Reproduce every entry below precisely; do not include the pictures.

** Begin DATASET CONTENT **

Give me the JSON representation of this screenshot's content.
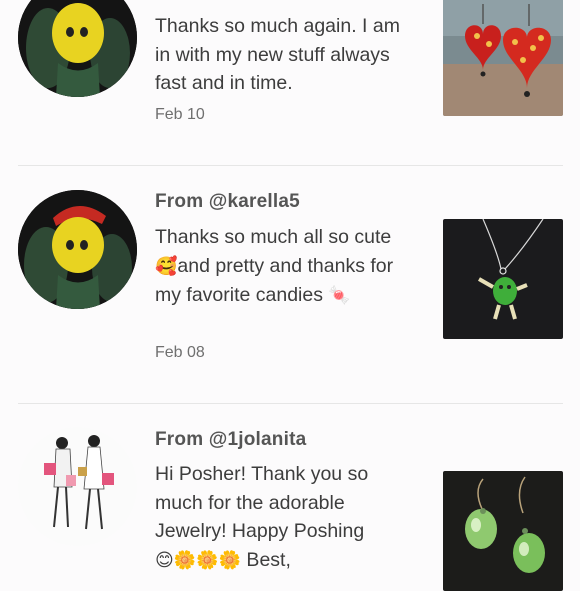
{
  "reviews": [
    {
      "from": "",
      "message": "Thanks so much again. I am in with my new stuff always fast and in time.",
      "date": "Feb 10",
      "avatar_icon": "mm-yellow-character-avatar",
      "thumb_icon": "red-heart-earrings-photo"
    },
    {
      "from": "From @karella5",
      "message_parts": [
        "Thanks so much all so cute ",
        "🥰",
        "and pretty and thanks for my favorite candies ",
        "🍬"
      ],
      "date": "Feb 08",
      "avatar_icon": "mm-yellow-character-avatar",
      "thumb_icon": "mm-pendant-necklace-photo"
    },
    {
      "from": "From @1jolanita",
      "message_parts": [
        "Hi Posher! Thank you so much for the adorable Jewelry! Happy Poshing",
        "😊🌼🌼🌼",
        " Best,"
      ],
      "avatar_icon": "two-fashion-girls-avatar",
      "thumb_icon": "green-drop-earrings-photo"
    }
  ],
  "colors": {
    "background": "#fcfbfc",
    "text": "#3d3d3d",
    "divider": "#e6e6e6"
  }
}
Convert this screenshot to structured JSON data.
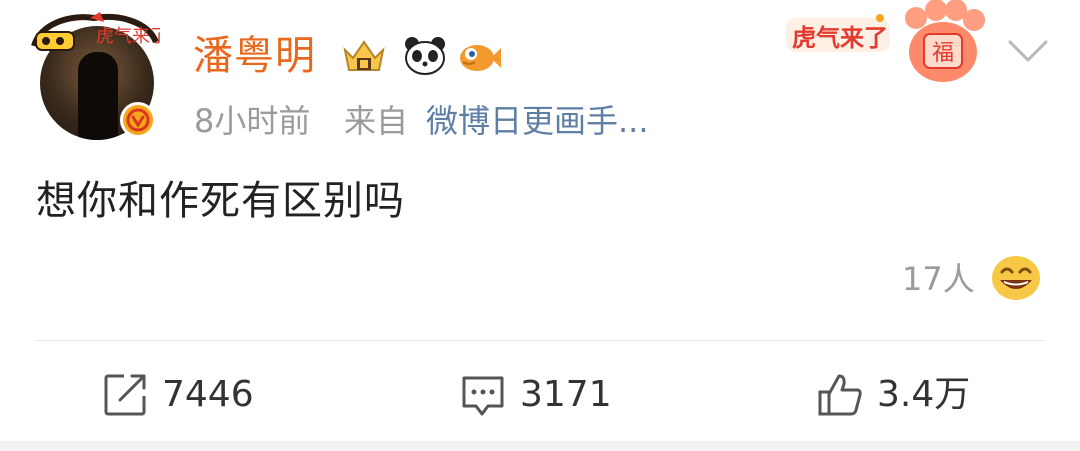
{
  "post": {
    "author": "潘粤明",
    "time": "8小时前",
    "from_label": "来自",
    "source": "微博日更画手...",
    "text": "想你和作死有区别吗",
    "reaction_count": "17人"
  },
  "actions": {
    "repost_count": "7446",
    "comment_count": "3171",
    "like_count": "3.4万"
  },
  "icons": {
    "avatar_frame": "tiger-year-frame-icon",
    "verified": "verified-v-icon",
    "badge_1": "crown-badge-icon",
    "badge_2": "panda-icon",
    "badge_3": "fish-icon",
    "sticker": "tiger-year-sticker-icon",
    "paw": "lucky-paw-icon",
    "menu": "chevron-down-icon",
    "reaction": "grin-emoji-icon",
    "repost": "repost-icon",
    "comment": "comment-icon",
    "like": "thumbs-up-icon"
  },
  "colors": {
    "author": "#e8681e",
    "meta": "#9b9b9b",
    "source": "#5f7ea6",
    "text": "#222222",
    "verified": "#f7a51c"
  }
}
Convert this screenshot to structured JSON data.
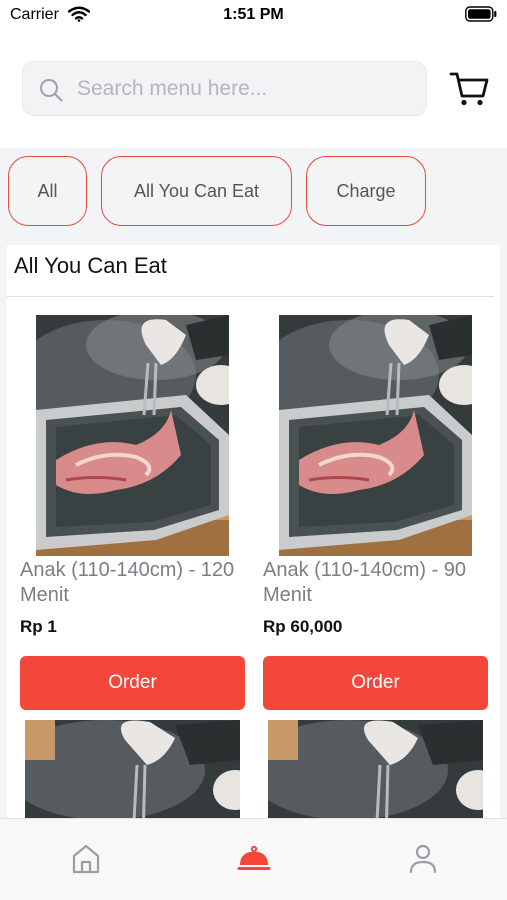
{
  "status_bar": {
    "carrier": "Carrier",
    "time": "1:51 PM"
  },
  "search": {
    "placeholder": "Search menu here..."
  },
  "filters": [
    {
      "label": "All"
    },
    {
      "label": "All You Can Eat"
    },
    {
      "label": "Charge"
    }
  ],
  "section": {
    "title": "All You Can Eat"
  },
  "products": [
    {
      "name": "Anak (110-140cm) - 120 Menit",
      "price": "Rp 1",
      "order_label": "Order"
    },
    {
      "name": "Anak (110-140cm) - 90 Menit",
      "price": "Rp 60,000",
      "order_label": "Order"
    }
  ],
  "tabs": [
    {
      "icon": "home-icon"
    },
    {
      "icon": "cloche-icon",
      "active": true
    },
    {
      "icon": "user-icon"
    }
  ],
  "colors": {
    "accent": "#f2473a",
    "chip_border": "#e8493c",
    "inactive_icon": "#9a9ea4",
    "background": "#f3f4f6"
  }
}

** End DATASET CONTENT **

THE ANSWER:
Give me the JSON representation of this screenshot's content.
{
  "reviews": [
    {
      "from": "",
      "message": "Thanks so much again. I am in with my new stuff always fast and in time.",
      "date": "Feb 10",
      "avatar_icon": "mm-yellow-character-avatar",
      "thumb_icon": "red-heart-earrings-photo"
    },
    {
      "from": "From @karella5",
      "message_parts": [
        "Thanks so much all so cute ",
        "🥰",
        "and pretty and thanks for my favorite candies ",
        "🍬"
      ],
      "date": "Feb 08",
      "avatar_icon": "mm-yellow-character-avatar",
      "thumb_icon": "mm-pendant-necklace-photo"
    },
    {
      "from": "From @1jolanita",
      "message_parts": [
        "Hi Posher! Thank you so much for the adorable Jewelry! Happy Poshing",
        "😊🌼🌼🌼",
        " Best,"
      ],
      "avatar_icon": "two-fashion-girls-avatar",
      "thumb_icon": "green-drop-earrings-photo"
    }
  ],
  "colors": {
    "background": "#fcfbfc",
    "text": "#3d3d3d",
    "divider": "#e6e6e6"
  }
}
Convert this screenshot to structured JSON data.
{
  "post": {
    "author": "潘粤明",
    "time": "8小时前",
    "from_label": "来自",
    "source": "微博日更画手...",
    "text": "想你和作死有区别吗",
    "reaction_count": "17人"
  },
  "actions": {
    "repost_count": "7446",
    "comment_count": "3171",
    "like_count": "3.4万"
  },
  "icons": {
    "avatar_frame": "tiger-year-frame-icon",
    "verified": "verified-v-icon",
    "badge_1": "crown-badge-icon",
    "badge_2": "panda-icon",
    "badge_3": "fish-icon",
    "sticker": "tiger-year-sticker-icon",
    "paw": "lucky-paw-icon",
    "menu": "chevron-down-icon",
    "reaction": "grin-emoji-icon",
    "repost": "repost-icon",
    "comment": "comment-icon",
    "like": "thumbs-up-icon"
  },
  "colors": {
    "author": "#e8681e",
    "meta": "#9b9b9b",
    "source": "#5f7ea6",
    "text": "#222222",
    "verified": "#f7a51c"
  }
}
Convert this screenshot to structured JSON data.
{
  "status_bar": {
    "carrier": "Carrier",
    "time": "1:51 PM"
  },
  "search": {
    "placeholder": "Search menu here..."
  },
  "filters": [
    {
      "label": "All"
    },
    {
      "label": "All You Can Eat"
    },
    {
      "label": "Charge"
    }
  ],
  "section": {
    "title": "All You Can Eat"
  },
  "products": [
    {
      "name": "Anak (110-140cm) - 120 Menit",
      "price": "Rp 1",
      "order_label": "Order"
    },
    {
      "name": "Anak (110-140cm) - 90 Menit",
      "price": "Rp 60,000",
      "order_label": "Order"
    }
  ],
  "tabs": [
    {
      "icon": "home-icon"
    },
    {
      "icon": "cloche-icon",
      "active": true
    },
    {
      "icon": "user-icon"
    }
  ],
  "colors": {
    "accent": "#f2473a",
    "chip_border": "#e8493c",
    "inactive_icon": "#9a9ea4",
    "background": "#f3f4f6"
  }
}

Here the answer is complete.